------ INPUT
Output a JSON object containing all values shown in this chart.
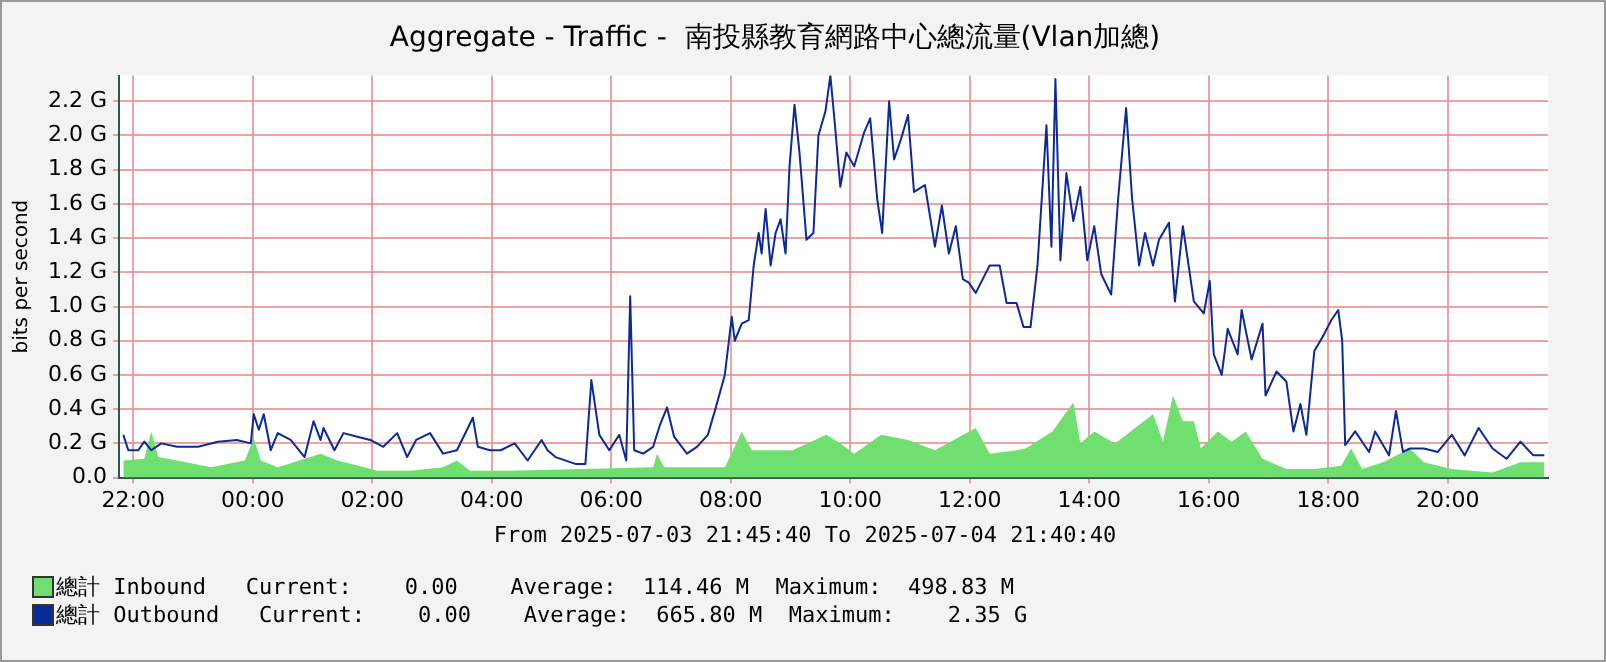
{
  "chart_data": {
    "type": "line",
    "title": "Aggregate - Traffic -  南投縣教育網路中心總流量(Vlan加總)",
    "ylabel": "bits per second",
    "xlim": [
      "2025-07-03T21:45:40",
      "2025-07-04T21:40:40"
    ],
    "xticks": [
      {
        "value": "2025-07-03T22:00",
        "label": "22:00"
      },
      {
        "value": "2025-07-04T00:00",
        "label": "00:00"
      },
      {
        "value": "2025-07-04T02:00",
        "label": "02:00"
      },
      {
        "value": "2025-07-04T04:00",
        "label": "04:00"
      },
      {
        "value": "2025-07-04T06:00",
        "label": "06:00"
      },
      {
        "value": "2025-07-04T08:00",
        "label": "08:00"
      },
      {
        "value": "2025-07-04T10:00",
        "label": "10:00"
      },
      {
        "value": "2025-07-04T12:00",
        "label": "12:00"
      },
      {
        "value": "2025-07-04T14:00",
        "label": "14:00"
      },
      {
        "value": "2025-07-04T16:00",
        "label": "16:00"
      },
      {
        "value": "2025-07-04T18:00",
        "label": "18:00"
      },
      {
        "value": "2025-07-04T20:00",
        "label": "20:00"
      }
    ],
    "ylim": [
      0,
      2.35
    ],
    "yticks": [
      {
        "value": 0,
        "label": "0.0"
      },
      {
        "value": 0.2,
        "label": "0.2 G"
      },
      {
        "value": 0.4,
        "label": "0.4 G"
      },
      {
        "value": 0.6,
        "label": "0.6 G"
      },
      {
        "value": 0.8,
        "label": "0.8 G"
      },
      {
        "value": 1.0,
        "label": "1.0 G"
      },
      {
        "value": 1.2,
        "label": "1.2 G"
      },
      {
        "value": 1.4,
        "label": "1.4 G"
      },
      {
        "value": 1.6,
        "label": "1.6 G"
      },
      {
        "value": 1.8,
        "label": "1.8 G"
      },
      {
        "value": 2.0,
        "label": "2.0 G"
      },
      {
        "value": 2.2,
        "label": "2.2 G"
      }
    ],
    "grid": true,
    "legend": "bottom left",
    "annotations": [
      "From 2025-07-03 21:45:40 To 2025-07-04 21:40:40",
      "Current:    0.00    Average:  114.46 M  Maximum:  498.83 M",
      "Current:    0.00    Average:  665.80 M  Maximum:    2.35 G"
    ],
    "series": [
      {
        "name": "總計 Inbound",
        "type": "area",
        "color": "#6fe06f",
        "x": [
          "2025-07-03T21:50",
          "2025-07-03T22:11",
          "2025-07-03T22:18",
          "2025-07-03T22:25",
          "2025-07-03T22:44",
          "2025-07-03T23:18",
          "2025-07-03T23:52",
          "2025-07-04T00:01",
          "2025-07-04T00:08",
          "2025-07-04T00:25",
          "2025-07-04T00:58",
          "2025-07-04T01:08",
          "2025-07-04T01:25",
          "2025-07-04T01:52",
          "2025-07-04T02:05",
          "2025-07-04T02:38",
          "2025-07-04T03:11",
          "2025-07-04T03:25",
          "2025-07-04T03:38",
          "2025-07-04T04:18",
          "2025-07-04T06:42",
          "2025-07-04T06:46",
          "2025-07-04T06:53",
          "2025-07-04T07:54",
          "2025-07-04T08:04",
          "2025-07-04T08:11",
          "2025-07-04T08:21",
          "2025-07-04T08:41",
          "2025-07-04T09:02",
          "2025-07-04T09:36",
          "2025-07-04T09:50",
          "2025-07-04T10:04",
          "2025-07-04T10:31",
          "2025-07-04T10:58",
          "2025-07-04T11:25",
          "2025-07-04T12:06",
          "2025-07-04T12:20",
          "2025-07-04T12:47",
          "2025-07-04T12:56",
          "2025-07-04T13:23",
          "2025-07-04T13:44",
          "2025-07-04T13:51",
          "2025-07-04T14:05",
          "2025-07-04T14:26",
          "2025-07-04T14:46",
          "2025-07-04T15:04",
          "2025-07-04T15:14",
          "2025-07-04T15:24",
          "2025-07-04T15:34",
          "2025-07-04T15:45",
          "2025-07-04T15:52",
          "2025-07-04T16:09",
          "2025-07-04T16:23",
          "2025-07-04T16:37",
          "2025-07-04T16:54",
          "2025-07-04T17:18",
          "2025-07-04T17:46",
          "2025-07-04T18:13",
          "2025-07-04T18:23",
          "2025-07-04T18:34",
          "2025-07-04T18:55",
          "2025-07-04T19:22",
          "2025-07-04T19:36",
          "2025-07-04T20:04",
          "2025-07-04T20:45",
          "2025-07-04T21:13",
          "2025-07-04T21:37"
        ],
        "values": [
          0.1,
          0.11,
          0.27,
          0.12,
          0.1,
          0.06,
          0.1,
          0.23,
          0.1,
          0.06,
          0.12,
          0.14,
          0.1,
          0.06,
          0.04,
          0.04,
          0.06,
          0.1,
          0.04,
          0.04,
          0.06,
          0.14,
          0.06,
          0.06,
          0.18,
          0.27,
          0.16,
          0.16,
          0.16,
          0.25,
          0.2,
          0.14,
          0.25,
          0.22,
          0.16,
          0.29,
          0.14,
          0.16,
          0.17,
          0.27,
          0.44,
          0.2,
          0.27,
          0.2,
          0.29,
          0.37,
          0.21,
          0.48,
          0.33,
          0.33,
          0.17,
          0.27,
          0.21,
          0.27,
          0.11,
          0.05,
          0.05,
          0.07,
          0.17,
          0.05,
          0.09,
          0.17,
          0.09,
          0.05,
          0.03,
          0.09,
          0.09
        ]
      },
      {
        "name": "總計 Outbound",
        "type": "line",
        "color": "#0a2a9a",
        "x": [
          "2025-07-03T21:50",
          "2025-07-03T21:55",
          "2025-07-03T22:05",
          "2025-07-03T22:11",
          "2025-07-03T22:18",
          "2025-07-03T22:28",
          "2025-07-03T22:44",
          "2025-07-03T23:05",
          "2025-07-03T23:25",
          "2025-07-03T23:44",
          "2025-07-03T23:58",
          "2025-07-04T00:01",
          "2025-07-04T00:06",
          "2025-07-04T00:11",
          "2025-07-04T00:18",
          "2025-07-04T00:25",
          "2025-07-04T00:38",
          "2025-07-04T00:52",
          "2025-07-04T01:01",
          "2025-07-04T01:08",
          "2025-07-04T01:11",
          "2025-07-04T01:22",
          "2025-07-04T01:31",
          "2025-07-04T01:44",
          "2025-07-04T01:58",
          "2025-07-04T02:11",
          "2025-07-04T02:25",
          "2025-07-04T02:35",
          "2025-07-04T02:44",
          "2025-07-04T02:58",
          "2025-07-04T03:11",
          "2025-07-04T03:25",
          "2025-07-04T03:41",
          "2025-07-04T03:46",
          "2025-07-04T03:58",
          "2025-07-04T04:09",
          "2025-07-04T04:23",
          "2025-07-04T04:36",
          "2025-07-04T04:50",
          "2025-07-04T04:56",
          "2025-07-04T05:04",
          "2025-07-04T05:24",
          "2025-07-04T05:34",
          "2025-07-04T05:40",
          "2025-07-04T05:48",
          "2025-07-04T05:58",
          "2025-07-04T06:08",
          "2025-07-04T06:15",
          "2025-07-04T06:19",
          "2025-07-04T06:23",
          "2025-07-04T06:32",
          "2025-07-04T06:42",
          "2025-07-04T06:49",
          "2025-07-04T06:56",
          "2025-07-04T07:03",
          "2025-07-04T07:16",
          "2025-07-04T07:26",
          "2025-07-04T07:37",
          "2025-07-04T07:44",
          "2025-07-04T07:54",
          "2025-07-04T08:01",
          "2025-07-04T08:04",
          "2025-07-04T08:11",
          "2025-07-04T08:18",
          "2025-07-04T08:23",
          "2025-07-04T08:28",
          "2025-07-04T08:31",
          "2025-07-04T08:35",
          "2025-07-04T08:40",
          "2025-07-04T08:45",
          "2025-07-04T08:50",
          "2025-07-04T08:55",
          "2025-07-04T08:59",
          "2025-07-04T09:04",
          "2025-07-04T09:09",
          "2025-07-04T09:16",
          "2025-07-04T09:23",
          "2025-07-04T09:28",
          "2025-07-04T09:35",
          "2025-07-04T09:40",
          "2025-07-04T09:44",
          "2025-07-04T09:50",
          "2025-07-04T09:56",
          "2025-07-04T10:04",
          "2025-07-04T10:14",
          "2025-07-04T10:20",
          "2025-07-04T10:27",
          "2025-07-04T10:32",
          "2025-07-04T10:39",
          "2025-07-04T10:44",
          "2025-07-04T10:51",
          "2025-07-04T10:58",
          "2025-07-04T11:04",
          "2025-07-04T11:15",
          "2025-07-04T11:25",
          "2025-07-04T11:32",
          "2025-07-04T11:39",
          "2025-07-04T11:46",
          "2025-07-04T11:53",
          "2025-07-04T11:59",
          "2025-07-04T12:06",
          "2025-07-04T12:13",
          "2025-07-04T12:20",
          "2025-07-04T12:30",
          "2025-07-04T12:37",
          "2025-07-04T12:47",
          "2025-07-04T12:54",
          "2025-07-04T13:01",
          "2025-07-04T13:08",
          "2025-07-04T13:17",
          "2025-07-04T13:22",
          "2025-07-04T13:26",
          "2025-07-04T13:31",
          "2025-07-04T13:37",
          "2025-07-04T13:44",
          "2025-07-04T13:51",
          "2025-07-04T13:58",
          "2025-07-04T14:05",
          "2025-07-04T14:12",
          "2025-07-04T14:22",
          "2025-07-04T14:29",
          "2025-07-04T14:37",
          "2025-07-04T14:43",
          "2025-07-04T14:50",
          "2025-07-04T14:56",
          "2025-07-04T15:04",
          "2025-07-04T15:10",
          "2025-07-04T15:20",
          "2025-07-04T15:26",
          "2025-07-04T15:34",
          "2025-07-04T15:45",
          "2025-07-04T15:55",
          "2025-07-04T16:01",
          "2025-07-04T16:05",
          "2025-07-04T16:13",
          "2025-07-04T16:19",
          "2025-07-04T16:29",
          "2025-07-04T16:33",
          "2025-07-04T16:43",
          "2025-07-04T16:54",
          "2025-07-04T16:57",
          "2025-07-04T17:08",
          "2025-07-04T17:18",
          "2025-07-04T17:25",
          "2025-07-04T17:32",
          "2025-07-04T17:38",
          "2025-07-04T17:46",
          "2025-07-04T17:56",
          "2025-07-04T18:03",
          "2025-07-04T18:10",
          "2025-07-04T18:14",
          "2025-07-04T18:17",
          "2025-07-04T18:27",
          "2025-07-04T18:41",
          "2025-07-04T18:47",
          "2025-07-04T19:01",
          "2025-07-04T19:08",
          "2025-07-04T19:15",
          "2025-07-04T19:22",
          "2025-07-04T19:36",
          "2025-07-04T19:50",
          "2025-07-04T20:04",
          "2025-07-04T20:17",
          "2025-07-04T20:31",
          "2025-07-04T20:45",
          "2025-07-04T20:59",
          "2025-07-04T21:13",
          "2025-07-04T21:26",
          "2025-07-04T21:37"
        ],
        "values": [
          0.25,
          0.16,
          0.16,
          0.21,
          0.16,
          0.2,
          0.18,
          0.18,
          0.21,
          0.22,
          0.2,
          0.37,
          0.28,
          0.37,
          0.16,
          0.26,
          0.22,
          0.12,
          0.33,
          0.22,
          0.29,
          0.16,
          0.26,
          0.24,
          0.22,
          0.18,
          0.26,
          0.12,
          0.22,
          0.26,
          0.14,
          0.16,
          0.35,
          0.18,
          0.16,
          0.16,
          0.2,
          0.1,
          0.22,
          0.16,
          0.12,
          0.08,
          0.08,
          0.57,
          0.25,
          0.16,
          0.25,
          0.1,
          1.06,
          0.16,
          0.14,
          0.18,
          0.31,
          0.41,
          0.24,
          0.14,
          0.18,
          0.25,
          0.39,
          0.6,
          0.94,
          0.8,
          0.9,
          0.92,
          1.24,
          1.43,
          1.31,
          1.57,
          1.24,
          1.43,
          1.51,
          1.31,
          1.82,
          2.18,
          1.9,
          1.39,
          1.43,
          2.0,
          2.14,
          2.35,
          2.1,
          1.7,
          1.9,
          1.82,
          2.02,
          2.1,
          1.63,
          1.43,
          2.2,
          1.86,
          1.98,
          2.12,
          1.67,
          1.71,
          1.35,
          1.59,
          1.31,
          1.47,
          1.16,
          1.14,
          1.08,
          1.16,
          1.24,
          1.24,
          1.02,
          1.02,
          0.88,
          0.88,
          1.24,
          2.06,
          1.35,
          2.33,
          1.27,
          1.78,
          1.5,
          1.7,
          1.27,
          1.47,
          1.19,
          1.07,
          1.63,
          2.16,
          1.63,
          1.24,
          1.43,
          1.24,
          1.39,
          1.49,
          1.03,
          1.47,
          1.03,
          0.96,
          1.15,
          0.72,
          0.6,
          0.87,
          0.72,
          0.98,
          0.69,
          0.9,
          0.48,
          0.62,
          0.56,
          0.27,
          0.43,
          0.25,
          0.74,
          0.84,
          0.92,
          0.98,
          0.8,
          0.19,
          0.27,
          0.15,
          0.27,
          0.13,
          0.39,
          0.15,
          0.17,
          0.17,
          0.15,
          0.25,
          0.13,
          0.29,
          0.17,
          0.11,
          0.21,
          0.13,
          0.13
        ]
      }
    ]
  }
}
------------
Copy out each line of the material that holds the word "Maximum".

# [WRITTEN SOLUTION]
      "Current:    0.00    Average:  114.46 M  Maximum:  498.83 M",
      "Current:    0.00    Average:  665.80 M  Maximum:    2.35 G"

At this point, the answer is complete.